------ Entries ------

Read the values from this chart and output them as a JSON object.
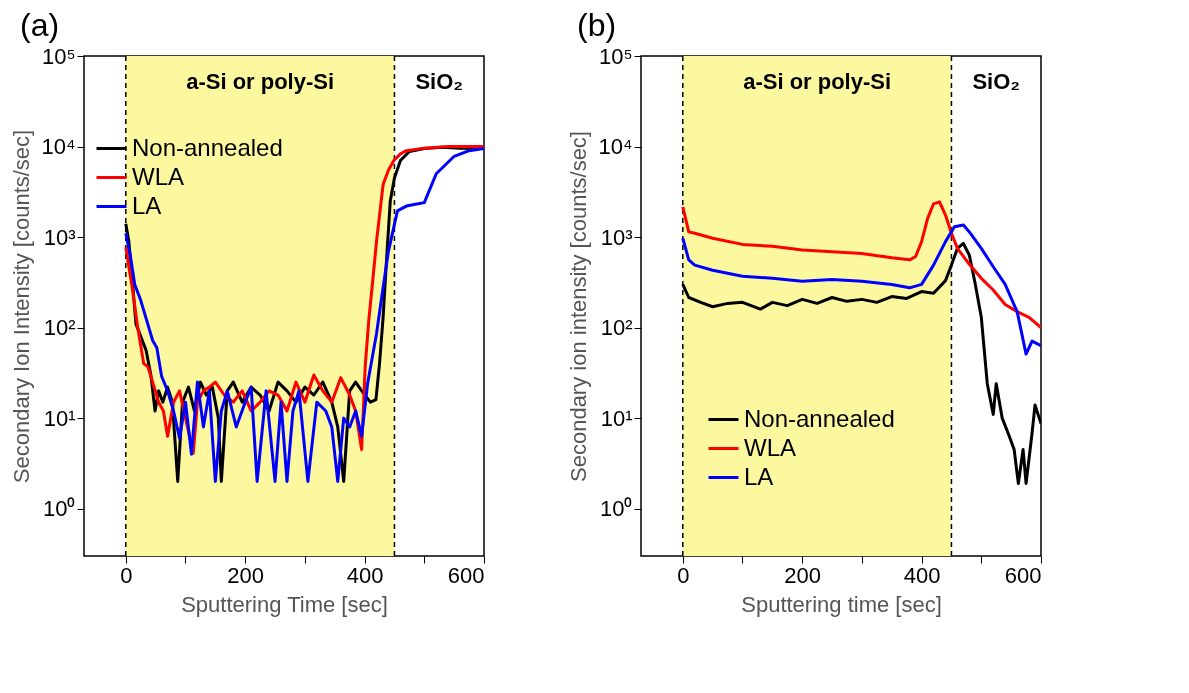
{
  "chart_data": [
    {
      "type": "line",
      "title": "(a)",
      "xlabel": "Sputtering Time [sec]",
      "ylabel": "Secondary Ion Intensity [counts/sec]",
      "log": "y",
      "grid": false,
      "legend": "top left",
      "xlim": [
        -70,
        600
      ],
      "xticks": [
        0,
        {
          "value": 100,
          "label": null
        },
        200,
        {
          "value": 300,
          "label": null
        },
        400,
        {
          "value": 500,
          "label": null
        },
        600
      ],
      "ylim": [
        0.3,
        100000
      ],
      "yticks": [
        {
          "value": 1,
          "label": "10⁰"
        },
        {
          "value": 10,
          "label": "10¹"
        },
        {
          "value": 100,
          "label": "10²"
        },
        {
          "value": 1000,
          "label": "10³"
        },
        {
          "value": 10000,
          "label": "10⁴"
        },
        {
          "value": 100000,
          "label": "10⁵"
        }
      ],
      "bands": [
        {
          "axis": "x",
          "from": 0,
          "to": 450,
          "label": "a-Si or poly-Si",
          "color": "#fcf8a0"
        }
      ],
      "ref_lines": [
        {
          "axis": "x",
          "value": 0,
          "line_style": "dashed",
          "color": "#000000"
        },
        {
          "axis": "x",
          "value": 450,
          "line_style": "dashed",
          "color": "#000000"
        }
      ],
      "annotations": [
        "SiO₂"
      ],
      "series": [
        {
          "name": "Non-annealed",
          "color": "#000000",
          "x": [
            0,
            5,
            10,
            17,
            25,
            34,
            42,
            49,
            55,
            62,
            70,
            78,
            87,
            95,
            105,
            115,
            125,
            135,
            145,
            155,
            160,
            170,
            180,
            195,
            210,
            225,
            240,
            255,
            270,
            285,
            300,
            315,
            330,
            345,
            355,
            365,
            375,
            385,
            400,
            410,
            419,
            425,
            431,
            437,
            443,
            450,
            460,
            475,
            500,
            530,
            560,
            600
          ],
          "values": [
            1400,
            900,
            400,
            110,
            80,
            56,
            30,
            12,
            20,
            15,
            22,
            15,
            2,
            15,
            22,
            12,
            25,
            18,
            22,
            10,
            2,
            20,
            25,
            15,
            22,
            18,
            12,
            25,
            20,
            15,
            22,
            18,
            25,
            15,
            8,
            2,
            20,
            25,
            18,
            15,
            16,
            40,
            130,
            600,
            2500,
            4500,
            7000,
            8800,
            9500,
            9800,
            9600,
            9500
          ]
        },
        {
          "name": "WLA",
          "color": "#ff0000",
          "x": [
            0,
            10,
            20,
            30,
            37,
            45,
            55,
            63,
            70,
            80,
            90,
            100,
            113,
            120,
            130,
            140,
            150,
            165,
            180,
            195,
            210,
            225,
            240,
            255,
            270,
            285,
            300,
            315,
            330,
            345,
            360,
            375,
            385,
            395,
            401,
            407,
            413,
            420,
            431,
            440,
            449,
            460,
            470,
            500,
            540,
            600
          ],
          "values": [
            770,
            300,
            100,
            40,
            37,
            25,
            15,
            12,
            6.3,
            15,
            20,
            10,
            4.1,
            15,
            20,
            22,
            25,
            18,
            15,
            20,
            12,
            15,
            20,
            18,
            12,
            25,
            15,
            30,
            20,
            15,
            28,
            18,
            12,
            4.5,
            37,
            120,
            300,
            900,
            3800,
            5500,
            7000,
            8300,
            9000,
            9600,
            10000,
            10000
          ]
        },
        {
          "name": "LA",
          "color": "#0000ff",
          "x": [
            0,
            8,
            15,
            25,
            35,
            45,
            52,
            60,
            70,
            80,
            90,
            100,
            110,
            120,
            130,
            140,
            150,
            160,
            170,
            185,
            200,
            210,
            220,
            235,
            250,
            260,
            270,
            280,
            290,
            305,
            320,
            335,
            345,
            355,
            365,
            375,
            385,
            395,
            405,
            420,
            430,
            440,
            455,
            470,
            485,
            500,
            520,
            550,
            575,
            600
          ],
          "values": [
            1100,
            600,
            300,
            200,
            120,
            72,
            60,
            29,
            20,
            12,
            6,
            15,
            4,
            25,
            8,
            20,
            2,
            12,
            20,
            8,
            15,
            22,
            2,
            20,
            2,
            15,
            2,
            12,
            20,
            2,
            15,
            12,
            8,
            2,
            10,
            8,
            12,
            6.3,
            24,
            86,
            250,
            700,
            1950,
            2200,
            2300,
            2400,
            5000,
            7800,
            9000,
            9500
          ]
        }
      ]
    },
    {
      "type": "line",
      "title": "(b)",
      "xlabel": "Sputtering time [sec]",
      "ylabel": "Secondary ion intensity [counts/sec]",
      "log": "y",
      "grid": false,
      "legend": "bottom left",
      "xlim": [
        -70,
        600
      ],
      "xticks": [
        0,
        {
          "value": 100,
          "label": null
        },
        200,
        {
          "value": 300,
          "label": null
        },
        400,
        {
          "value": 500,
          "label": null
        },
        600
      ],
      "ylim": [
        0.3,
        100000
      ],
      "yticks": [
        {
          "value": 1,
          "label": "10⁰"
        },
        {
          "value": 10,
          "label": "10¹"
        },
        {
          "value": 100,
          "label": "10²"
        },
        {
          "value": 1000,
          "label": "10³"
        },
        {
          "value": 10000,
          "label": "10⁴"
        },
        {
          "value": 100000,
          "label": "10⁵"
        }
      ],
      "bands": [
        {
          "axis": "x",
          "from": 0,
          "to": 450,
          "label": "a-Si or poly-Si",
          "color": "#fcf8a0"
        }
      ],
      "ref_lines": [
        {
          "axis": "x",
          "value": 0,
          "line_style": "dashed",
          "color": "#000000"
        },
        {
          "axis": "x",
          "value": 450,
          "line_style": "dashed",
          "color": "#000000"
        }
      ],
      "annotations": [
        "SiO₂"
      ],
      "series": [
        {
          "name": "Non-annealed",
          "color": "#000000",
          "x": [
            0,
            10,
            30,
            50,
            75,
            100,
            130,
            150,
            175,
            200,
            225,
            250,
            275,
            300,
            325,
            350,
            375,
            400,
            420,
            440,
            450,
            460,
            470,
            480,
            490,
            500,
            510,
            520,
            525,
            535,
            545,
            555,
            562,
            570,
            575,
            585,
            590,
            600
          ],
          "values": [
            300,
            215,
            190,
            170,
            185,
            190,
            160,
            190,
            175,
            205,
            185,
            215,
            195,
            205,
            190,
            220,
            210,
            250,
            240,
            330,
            490,
            750,
            850,
            630,
            300,
            130,
            24,
            11,
            24,
            10,
            6.8,
            4.5,
            1.9,
            4.5,
            1.9,
            6.8,
            14,
            8.7
          ]
        },
        {
          "name": "WLA",
          "color": "#ff0000",
          "x": [
            0,
            10,
            20,
            50,
            100,
            150,
            200,
            250,
            300,
            350,
            380,
            390,
            400,
            410,
            420,
            430,
            440,
            450,
            460,
            480,
            500,
            520,
            540,
            560,
            580,
            600
          ],
          "values": [
            2150,
            1140,
            1100,
            970,
            830,
            790,
            720,
            690,
            660,
            590,
            560,
            610,
            890,
            1600,
            2330,
            2450,
            1750,
            1100,
            750,
            500,
            350,
            260,
            180,
            150,
            130,
            100
          ]
        },
        {
          "name": "LA",
          "color": "#0000ff",
          "x": [
            0,
            10,
            20,
            50,
            100,
            150,
            200,
            250,
            300,
            350,
            380,
            400,
            420,
            440,
            455,
            470,
            480,
            500,
            520,
            540,
            560,
            575,
            585,
            600
          ],
          "values": [
            970,
            560,
            490,
            430,
            370,
            350,
            325,
            340,
            325,
            300,
            275,
            300,
            490,
            890,
            1300,
            1360,
            1140,
            750,
            470,
            300,
            150,
            51,
            71,
            63
          ]
        }
      ]
    }
  ]
}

------

#### What you are asked to do:
Exclude the pictures and transcribe all of the entries exactly.

#### Full answer:
Read the values from this chart and output them as a JSON object.
{
  "chart_data": [
    {
      "type": "line",
      "title": "(a)",
      "xlabel": "Sputtering Time [sec]",
      "ylabel": "Secondary Ion Intensity [counts/sec]",
      "log": "y",
      "grid": false,
      "legend": "top left",
      "xlim": [
        -70,
        600
      ],
      "xticks": [
        0,
        {
          "value": 100,
          "label": null
        },
        200,
        {
          "value": 300,
          "label": null
        },
        400,
        {
          "value": 500,
          "label": null
        },
        600
      ],
      "ylim": [
        0.3,
        100000
      ],
      "yticks": [
        {
          "value": 1,
          "label": "10⁰"
        },
        {
          "value": 10,
          "label": "10¹"
        },
        {
          "value": 100,
          "label": "10²"
        },
        {
          "value": 1000,
          "label": "10³"
        },
        {
          "value": 10000,
          "label": "10⁴"
        },
        {
          "value": 100000,
          "label": "10⁵"
        }
      ],
      "bands": [
        {
          "axis": "x",
          "from": 0,
          "to": 450,
          "label": "a-Si or poly-Si",
          "color": "#fcf8a0"
        }
      ],
      "ref_lines": [
        {
          "axis": "x",
          "value": 0,
          "line_style": "dashed",
          "color": "#000000"
        },
        {
          "axis": "x",
          "value": 450,
          "line_style": "dashed",
          "color": "#000000"
        }
      ],
      "annotations": [
        "SiO₂"
      ],
      "series": [
        {
          "name": "Non-annealed",
          "color": "#000000",
          "x": [
            0,
            5,
            10,
            17,
            25,
            34,
            42,
            49,
            55,
            62,
            70,
            78,
            87,
            95,
            105,
            115,
            125,
            135,
            145,
            155,
            160,
            170,
            180,
            195,
            210,
            225,
            240,
            255,
            270,
            285,
            300,
            315,
            330,
            345,
            355,
            365,
            375,
            385,
            400,
            410,
            419,
            425,
            431,
            437,
            443,
            450,
            460,
            475,
            500,
            530,
            560,
            600
          ],
          "values": [
            1400,
            900,
            400,
            110,
            80,
            56,
            30,
            12,
            20,
            15,
            22,
            15,
            2,
            15,
            22,
            12,
            25,
            18,
            22,
            10,
            2,
            20,
            25,
            15,
            22,
            18,
            12,
            25,
            20,
            15,
            22,
            18,
            25,
            15,
            8,
            2,
            20,
            25,
            18,
            15,
            16,
            40,
            130,
            600,
            2500,
            4500,
            7000,
            8800,
            9500,
            9800,
            9600,
            9500
          ]
        },
        {
          "name": "WLA",
          "color": "#ff0000",
          "x": [
            0,
            10,
            20,
            30,
            37,
            45,
            55,
            63,
            70,
            80,
            90,
            100,
            113,
            120,
            130,
            140,
            150,
            165,
            180,
            195,
            210,
            225,
            240,
            255,
            270,
            285,
            300,
            315,
            330,
            345,
            360,
            375,
            385,
            395,
            401,
            407,
            413,
            420,
            431,
            440,
            449,
            460,
            470,
            500,
            540,
            600
          ],
          "values": [
            770,
            300,
            100,
            40,
            37,
            25,
            15,
            12,
            6.3,
            15,
            20,
            10,
            4.1,
            15,
            20,
            22,
            25,
            18,
            15,
            20,
            12,
            15,
            20,
            18,
            12,
            25,
            15,
            30,
            20,
            15,
            28,
            18,
            12,
            4.5,
            37,
            120,
            300,
            900,
            3800,
            5500,
            7000,
            8300,
            9000,
            9600,
            10000,
            10000
          ]
        },
        {
          "name": "LA",
          "color": "#0000ff",
          "x": [
            0,
            8,
            15,
            25,
            35,
            45,
            52,
            60,
            70,
            80,
            90,
            100,
            110,
            120,
            130,
            140,
            150,
            160,
            170,
            185,
            200,
            210,
            220,
            235,
            250,
            260,
            270,
            280,
            290,
            305,
            320,
            335,
            345,
            355,
            365,
            375,
            385,
            395,
            405,
            420,
            430,
            440,
            455,
            470,
            485,
            500,
            520,
            550,
            575,
            600
          ],
          "values": [
            1100,
            600,
            300,
            200,
            120,
            72,
            60,
            29,
            20,
            12,
            6,
            15,
            4,
            25,
            8,
            20,
            2,
            12,
            20,
            8,
            15,
            22,
            2,
            20,
            2,
            15,
            2,
            12,
            20,
            2,
            15,
            12,
            8,
            2,
            10,
            8,
            12,
            6.3,
            24,
            86,
            250,
            700,
            1950,
            2200,
            2300,
            2400,
            5000,
            7800,
            9000,
            9500
          ]
        }
      ]
    },
    {
      "type": "line",
      "title": "(b)",
      "xlabel": "Sputtering time [sec]",
      "ylabel": "Secondary ion intensity [counts/sec]",
      "log": "y",
      "grid": false,
      "legend": "bottom left",
      "xlim": [
        -70,
        600
      ],
      "xticks": [
        0,
        {
          "value": 100,
          "label": null
        },
        200,
        {
          "value": 300,
          "label": null
        },
        400,
        {
          "value": 500,
          "label": null
        },
        600
      ],
      "ylim": [
        0.3,
        100000
      ],
      "yticks": [
        {
          "value": 1,
          "label": "10⁰"
        },
        {
          "value": 10,
          "label": "10¹"
        },
        {
          "value": 100,
          "label": "10²"
        },
        {
          "value": 1000,
          "label": "10³"
        },
        {
          "value": 10000,
          "label": "10⁴"
        },
        {
          "value": 100000,
          "label": "10⁵"
        }
      ],
      "bands": [
        {
          "axis": "x",
          "from": 0,
          "to": 450,
          "label": "a-Si or poly-Si",
          "color": "#fcf8a0"
        }
      ],
      "ref_lines": [
        {
          "axis": "x",
          "value": 0,
          "line_style": "dashed",
          "color": "#000000"
        },
        {
          "axis": "x",
          "value": 450,
          "line_style": "dashed",
          "color": "#000000"
        }
      ],
      "annotations": [
        "SiO₂"
      ],
      "series": [
        {
          "name": "Non-annealed",
          "color": "#000000",
          "x": [
            0,
            10,
            30,
            50,
            75,
            100,
            130,
            150,
            175,
            200,
            225,
            250,
            275,
            300,
            325,
            350,
            375,
            400,
            420,
            440,
            450,
            460,
            470,
            480,
            490,
            500,
            510,
            520,
            525,
            535,
            545,
            555,
            562,
            570,
            575,
            585,
            590,
            600
          ],
          "values": [
            300,
            215,
            190,
            170,
            185,
            190,
            160,
            190,
            175,
            205,
            185,
            215,
            195,
            205,
            190,
            220,
            210,
            250,
            240,
            330,
            490,
            750,
            850,
            630,
            300,
            130,
            24,
            11,
            24,
            10,
            6.8,
            4.5,
            1.9,
            4.5,
            1.9,
            6.8,
            14,
            8.7
          ]
        },
        {
          "name": "WLA",
          "color": "#ff0000",
          "x": [
            0,
            10,
            20,
            50,
            100,
            150,
            200,
            250,
            300,
            350,
            380,
            390,
            400,
            410,
            420,
            430,
            440,
            450,
            460,
            480,
            500,
            520,
            540,
            560,
            580,
            600
          ],
          "values": [
            2150,
            1140,
            1100,
            970,
            830,
            790,
            720,
            690,
            660,
            590,
            560,
            610,
            890,
            1600,
            2330,
            2450,
            1750,
            1100,
            750,
            500,
            350,
            260,
            180,
            150,
            130,
            100
          ]
        },
        {
          "name": "LA",
          "color": "#0000ff",
          "x": [
            0,
            10,
            20,
            50,
            100,
            150,
            200,
            250,
            300,
            350,
            380,
            400,
            420,
            440,
            455,
            470,
            480,
            500,
            520,
            540,
            560,
            575,
            585,
            600
          ],
          "values": [
            970,
            560,
            490,
            430,
            370,
            350,
            325,
            340,
            325,
            300,
            275,
            300,
            490,
            890,
            1300,
            1360,
            1140,
            750,
            470,
            300,
            150,
            51,
            71,
            63
          ]
        }
      ]
    }
  ]
}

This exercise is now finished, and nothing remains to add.